▶ _The request_
Copy out all the lines where "author" shows up.
[start]
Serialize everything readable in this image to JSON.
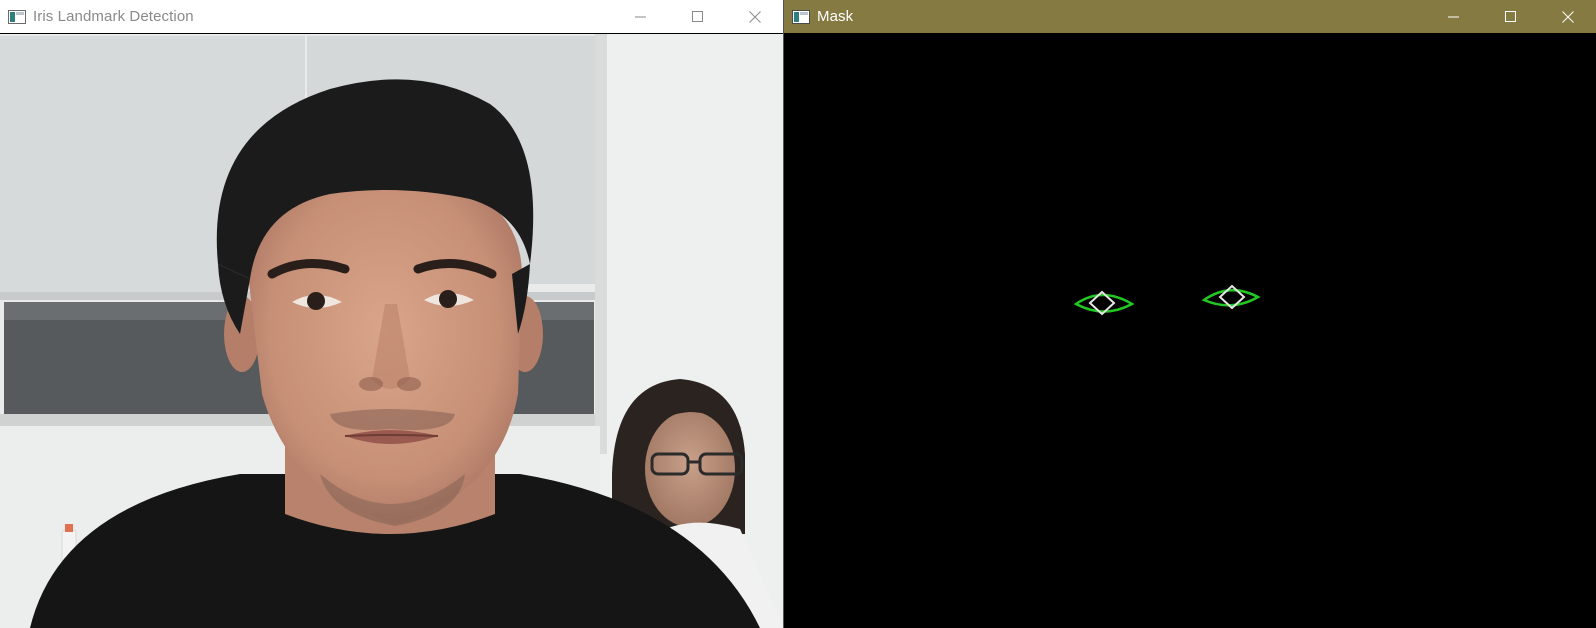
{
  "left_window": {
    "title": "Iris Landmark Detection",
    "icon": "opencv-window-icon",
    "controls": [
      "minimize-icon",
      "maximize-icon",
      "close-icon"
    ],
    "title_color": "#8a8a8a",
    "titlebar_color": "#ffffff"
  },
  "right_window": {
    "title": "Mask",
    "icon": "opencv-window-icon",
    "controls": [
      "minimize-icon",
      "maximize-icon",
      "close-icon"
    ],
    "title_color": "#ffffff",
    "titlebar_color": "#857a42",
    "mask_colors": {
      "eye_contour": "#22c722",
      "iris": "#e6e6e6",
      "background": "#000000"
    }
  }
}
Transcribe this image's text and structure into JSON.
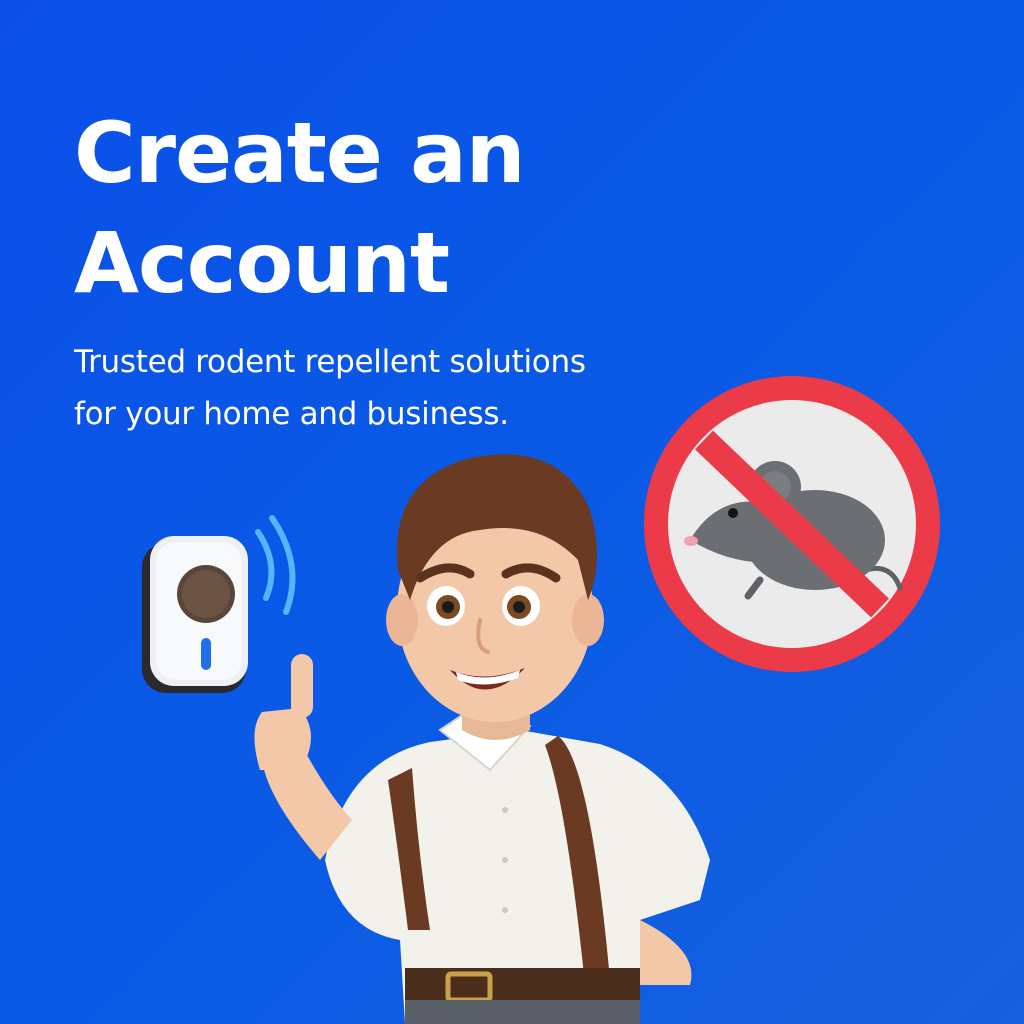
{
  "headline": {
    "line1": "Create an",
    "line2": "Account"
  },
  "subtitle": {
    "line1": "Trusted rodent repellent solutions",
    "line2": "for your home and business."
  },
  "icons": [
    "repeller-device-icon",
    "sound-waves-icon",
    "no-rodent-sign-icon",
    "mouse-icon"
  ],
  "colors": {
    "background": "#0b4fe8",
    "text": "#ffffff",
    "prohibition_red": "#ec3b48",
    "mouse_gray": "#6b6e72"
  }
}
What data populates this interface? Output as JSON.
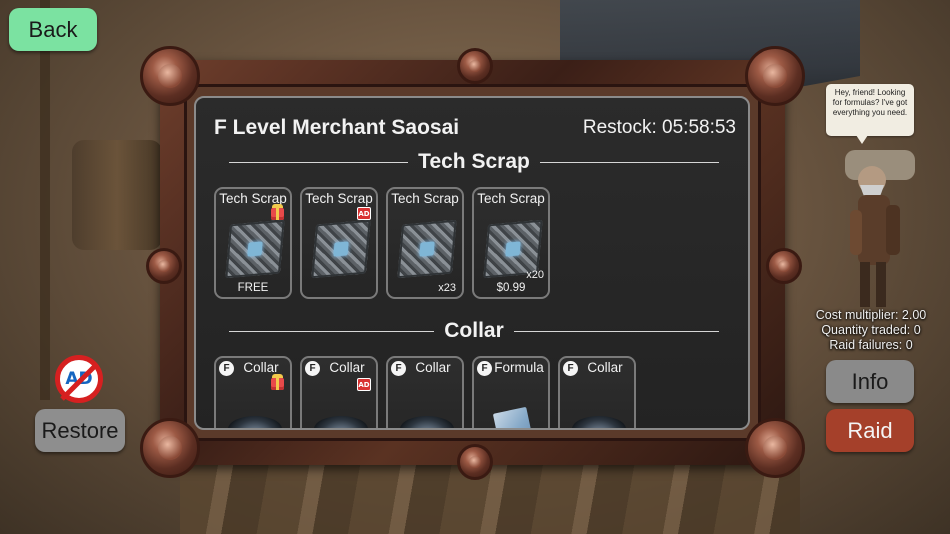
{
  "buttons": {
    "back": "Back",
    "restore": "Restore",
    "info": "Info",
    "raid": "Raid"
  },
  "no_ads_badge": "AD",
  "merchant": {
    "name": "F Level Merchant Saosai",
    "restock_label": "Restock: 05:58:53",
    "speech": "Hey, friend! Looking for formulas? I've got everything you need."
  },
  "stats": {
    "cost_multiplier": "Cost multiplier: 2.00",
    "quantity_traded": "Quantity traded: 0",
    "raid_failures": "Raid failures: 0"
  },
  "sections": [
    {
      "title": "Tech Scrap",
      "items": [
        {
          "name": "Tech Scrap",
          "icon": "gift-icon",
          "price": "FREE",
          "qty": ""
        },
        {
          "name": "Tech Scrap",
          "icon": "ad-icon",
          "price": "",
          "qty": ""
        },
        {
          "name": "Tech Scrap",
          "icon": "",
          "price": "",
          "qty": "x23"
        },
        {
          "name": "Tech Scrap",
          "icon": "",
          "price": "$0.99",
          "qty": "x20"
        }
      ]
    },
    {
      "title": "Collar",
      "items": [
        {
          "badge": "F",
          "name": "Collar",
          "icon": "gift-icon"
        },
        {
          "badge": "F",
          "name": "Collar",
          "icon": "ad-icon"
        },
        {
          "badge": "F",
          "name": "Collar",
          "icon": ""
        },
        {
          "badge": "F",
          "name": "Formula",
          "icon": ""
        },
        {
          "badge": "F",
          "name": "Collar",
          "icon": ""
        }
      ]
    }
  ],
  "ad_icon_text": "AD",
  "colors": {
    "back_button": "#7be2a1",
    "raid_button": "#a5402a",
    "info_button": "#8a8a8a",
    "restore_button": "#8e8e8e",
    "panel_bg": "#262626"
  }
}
[end]
[start]
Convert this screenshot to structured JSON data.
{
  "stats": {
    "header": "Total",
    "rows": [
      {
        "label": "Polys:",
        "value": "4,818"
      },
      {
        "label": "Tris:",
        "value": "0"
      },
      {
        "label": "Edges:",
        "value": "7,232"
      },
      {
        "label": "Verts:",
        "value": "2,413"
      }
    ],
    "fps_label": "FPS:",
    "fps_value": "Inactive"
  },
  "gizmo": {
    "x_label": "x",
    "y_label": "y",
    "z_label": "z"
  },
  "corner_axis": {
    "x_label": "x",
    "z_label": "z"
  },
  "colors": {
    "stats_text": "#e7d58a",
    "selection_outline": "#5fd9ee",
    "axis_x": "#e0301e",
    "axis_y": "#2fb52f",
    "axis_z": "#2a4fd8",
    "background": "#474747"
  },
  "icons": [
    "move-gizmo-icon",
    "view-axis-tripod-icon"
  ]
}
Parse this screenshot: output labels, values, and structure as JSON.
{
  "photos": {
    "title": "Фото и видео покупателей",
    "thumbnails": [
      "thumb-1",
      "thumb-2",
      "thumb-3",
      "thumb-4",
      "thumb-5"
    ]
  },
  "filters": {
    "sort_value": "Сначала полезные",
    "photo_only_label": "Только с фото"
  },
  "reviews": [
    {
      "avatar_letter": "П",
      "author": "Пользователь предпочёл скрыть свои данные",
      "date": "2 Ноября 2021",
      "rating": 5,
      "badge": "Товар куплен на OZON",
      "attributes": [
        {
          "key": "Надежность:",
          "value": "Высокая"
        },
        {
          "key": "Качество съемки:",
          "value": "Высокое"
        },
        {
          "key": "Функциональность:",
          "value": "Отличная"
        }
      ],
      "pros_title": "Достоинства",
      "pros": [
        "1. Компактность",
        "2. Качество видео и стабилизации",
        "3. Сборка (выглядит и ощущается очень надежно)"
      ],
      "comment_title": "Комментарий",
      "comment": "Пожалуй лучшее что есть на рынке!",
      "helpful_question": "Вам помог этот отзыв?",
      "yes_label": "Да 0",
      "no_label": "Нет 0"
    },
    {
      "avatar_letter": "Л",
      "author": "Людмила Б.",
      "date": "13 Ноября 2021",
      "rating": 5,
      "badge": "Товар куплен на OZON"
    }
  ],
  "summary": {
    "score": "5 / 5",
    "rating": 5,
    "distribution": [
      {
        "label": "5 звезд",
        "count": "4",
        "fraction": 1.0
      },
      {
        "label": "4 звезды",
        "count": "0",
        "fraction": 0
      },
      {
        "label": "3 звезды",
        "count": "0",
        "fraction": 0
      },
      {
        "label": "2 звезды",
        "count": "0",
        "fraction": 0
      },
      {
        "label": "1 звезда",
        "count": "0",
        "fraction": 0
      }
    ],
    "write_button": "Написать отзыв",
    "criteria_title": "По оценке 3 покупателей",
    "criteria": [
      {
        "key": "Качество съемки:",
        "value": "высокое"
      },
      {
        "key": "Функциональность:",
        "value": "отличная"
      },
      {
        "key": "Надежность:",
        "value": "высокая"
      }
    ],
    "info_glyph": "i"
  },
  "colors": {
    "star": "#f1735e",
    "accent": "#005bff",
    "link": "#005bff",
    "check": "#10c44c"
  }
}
[end]
▶ _Full output_
      "author": "Пользователь предпочёл скрыть свои данные",
      "author": "Людмила Б.",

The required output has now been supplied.